+++ SUPPLIED DATA

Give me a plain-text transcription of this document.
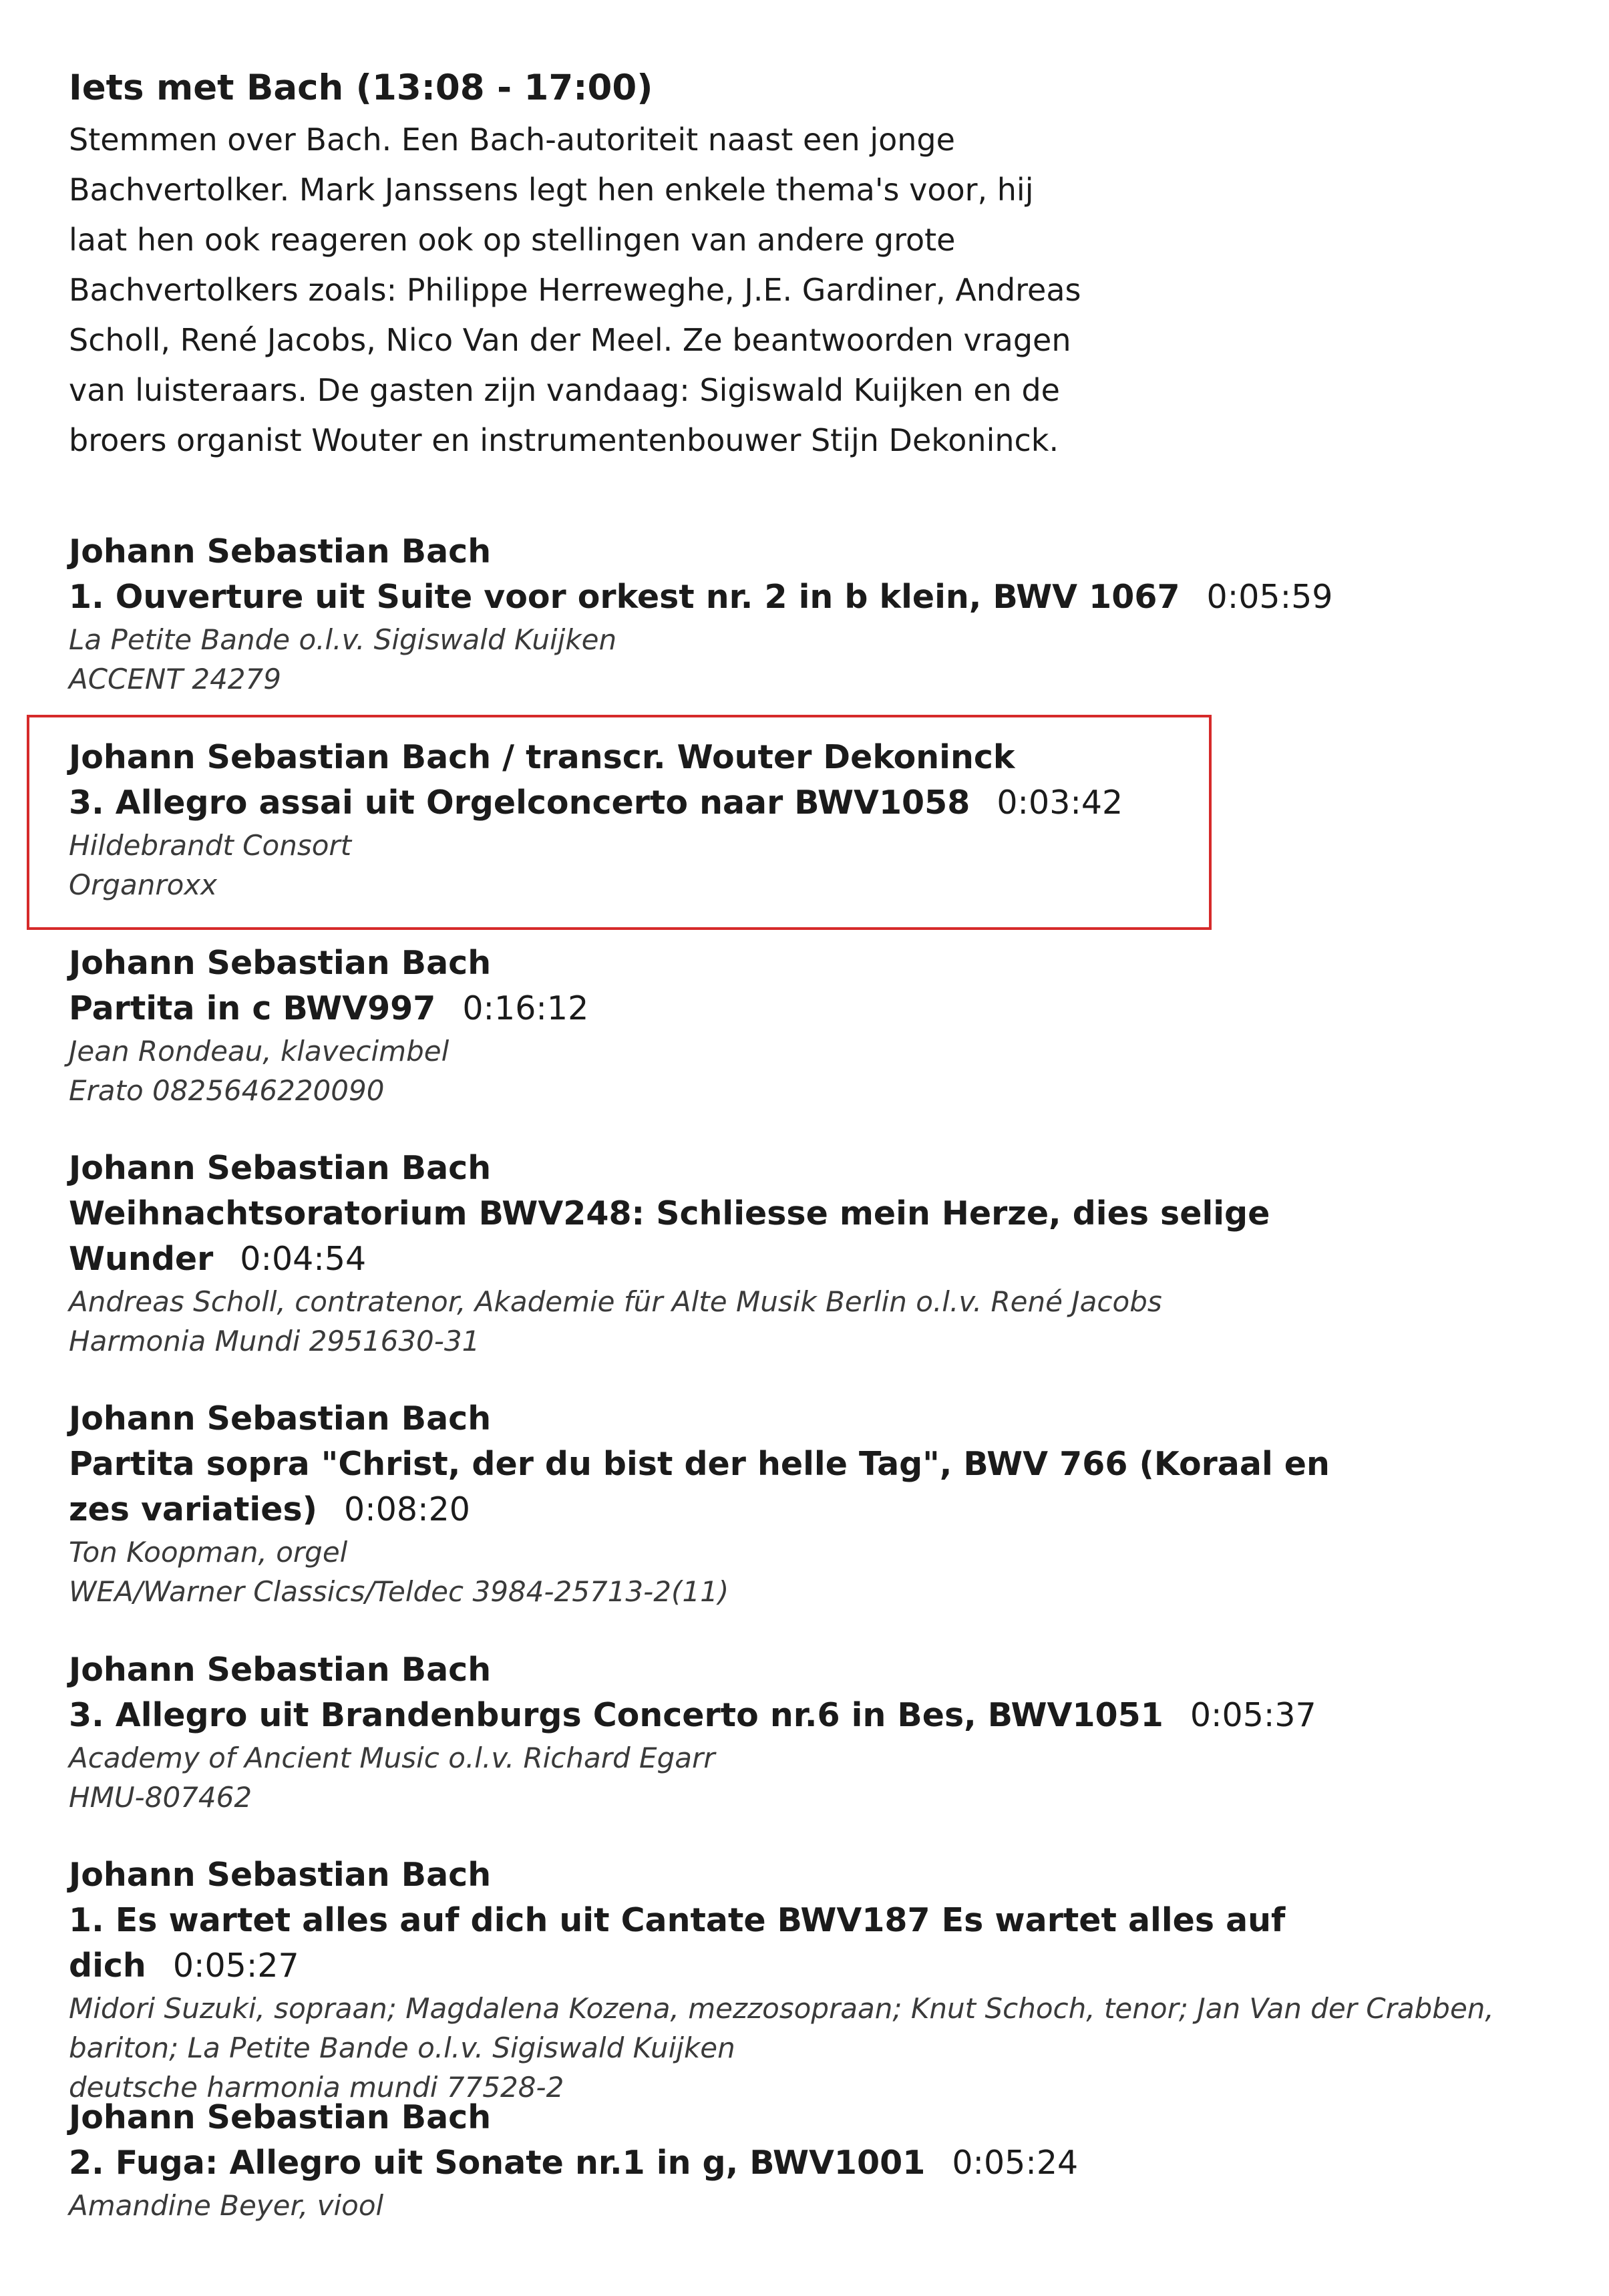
Iets met Bach (13:08 - 17:00)

Stemmen over Bach. Een Bach-autoriteit naast een jonge Bachvertolker. Mark Janssens legt hen enkele thema's voor, hij laat hen ook reageren ook op stellingen van andere grote Bachvertolkers zoals: Philippe Herreweghe, J.E. Gardiner, Andreas Scholl, René Jacobs, Nico Van der Meel. Ze beantwoorden vragen van luisteraars. De gasten zijn vandaag: Sigiswald Kuijken en de broers organist Wouter en instrumentenbouwer Stijn Dekoninck.

Johann Sebastian Bach
1. Ouverture uit Suite voor orkest nr. 2 in b klein, BWV 1067 0:05:59
La Petite Bande o.l.v. Sigiswald Kuijken
ACCENT 24279
Johann Sebastian Bach / transcr. Wouter Dekoninck
3. Allegro assai uit Orgelconcerto naar BWV1058 0:03:42
Hildebrandt Consort
Organroxx
Johann Sebastian Bach
Partita in c BWV997 0:16:12
Jean Rondeau, klavecimbel
Erato 0825646220090
Johann Sebastian Bach
Weihnachtsoratorium BWV248: Schliesse mein Herze, dies selige Wunder 0:04:54
Andreas Scholl, contratenor, Akademie für Alte Musik Berlin o.l.v. René Jacobs
Harmonia Mundi 2951630-31
Johann Sebastian Bach
Partita sopra "Christ, der du bist der helle Tag", BWV 766 (Koraal en zes variaties) 0:08:20
Ton Koopman, orgel
WEA/Warner Classics/Teldec 3984-25713-2(11)
Johann Sebastian Bach
3. Allegro uit Brandenburgs Concerto nr.6 in Bes, BWV1051 0:05:37
Academy of Ancient Music o.l.v. Richard Egarr
HMU-807462
Johann Sebastian Bach
1. Es wartet alles auf dich uit Cantate BWV187 Es wartet alles auf dich 0:05:27
Midori Suzuki, sopraan; Magdalena Kozena, mezzosopraan; Knut Schoch, tenor; Jan Van der Crabben, bariton; La Petite Bande o.l.v. Sigiswald Kuijken
deutsche harmonia mundi 77528-2
Johann Sebastian Bach
2. Fuga: Allegro uit Sonate nr.1 in g, BWV1001 0:05:24
Amandine Beyer, viool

++++++

Make an exact reproduction of the listing above, without any pictures.

Give me a plain-text transcription of this document.
Iets met Bach (13:08 - 17:00)

Stemmen over Bach. Een Bach-autoriteit naast een jonge Bachvertolker. Mark Janssens legt hen enkele thema's voor, hij laat hen ook reageren ook op stellingen van andere grote Bachvertolkers zoals: Philippe Herreweghe, J.E. Gardiner, Andreas Scholl, René Jacobs, Nico Van der Meel. Ze beantwoorden vragen van luisteraars. De gasten zijn vandaag: Sigiswald Kuijken en de broers organist Wouter en instrumentenbouwer Stijn Dekoninck.

Johann Sebastian Bach
1. Ouverture uit Suite voor orkest nr. 2 in b klein, BWV 1067 0:05:59
La Petite Bande o.l.v. Sigiswald Kuijken
ACCENT 24279
Johann Sebastian Bach / transcr. Wouter Dekoninck
3. Allegro assai uit Orgelconcerto naar BWV1058 0:03:42
Hildebrandt Consort
Organroxx
Johann Sebastian Bach
Partita in c BWV997 0:16:12
Jean Rondeau, klavecimbel
Erato 0825646220090
Johann Sebastian Bach
Weihnachtsoratorium BWV248: Schliesse mein Herze, dies selige Wunder 0:04:54
Andreas Scholl, contratenor, Akademie für Alte Musik Berlin o.l.v. René Jacobs
Harmonia Mundi 2951630-31
Johann Sebastian Bach
Partita sopra "Christ, der du bist der helle Tag", BWV 766 (Koraal en zes variaties) 0:08:20
Ton Koopman, orgel
WEA/Warner Classics/Teldec 3984-25713-2(11)
Johann Sebastian Bach
3. Allegro uit Brandenburgs Concerto nr.6 in Bes, BWV1051 0:05:37
Academy of Ancient Music o.l.v. Richard Egarr
HMU-807462
Johann Sebastian Bach
1. Es wartet alles auf dich uit Cantate BWV187 Es wartet alles auf dich 0:05:27
Midori Suzuki, sopraan; Magdalena Kozena, mezzosopraan; Knut Schoch, tenor; Jan Van der Crabben, bariton; La Petite Bande o.l.v. Sigiswald Kuijken
deutsche harmonia mundi 77528-2
Johann Sebastian Bach
2. Fuga: Allegro uit Sonate nr.1 in g, BWV1001 0:05:24
Amandine Beyer, viool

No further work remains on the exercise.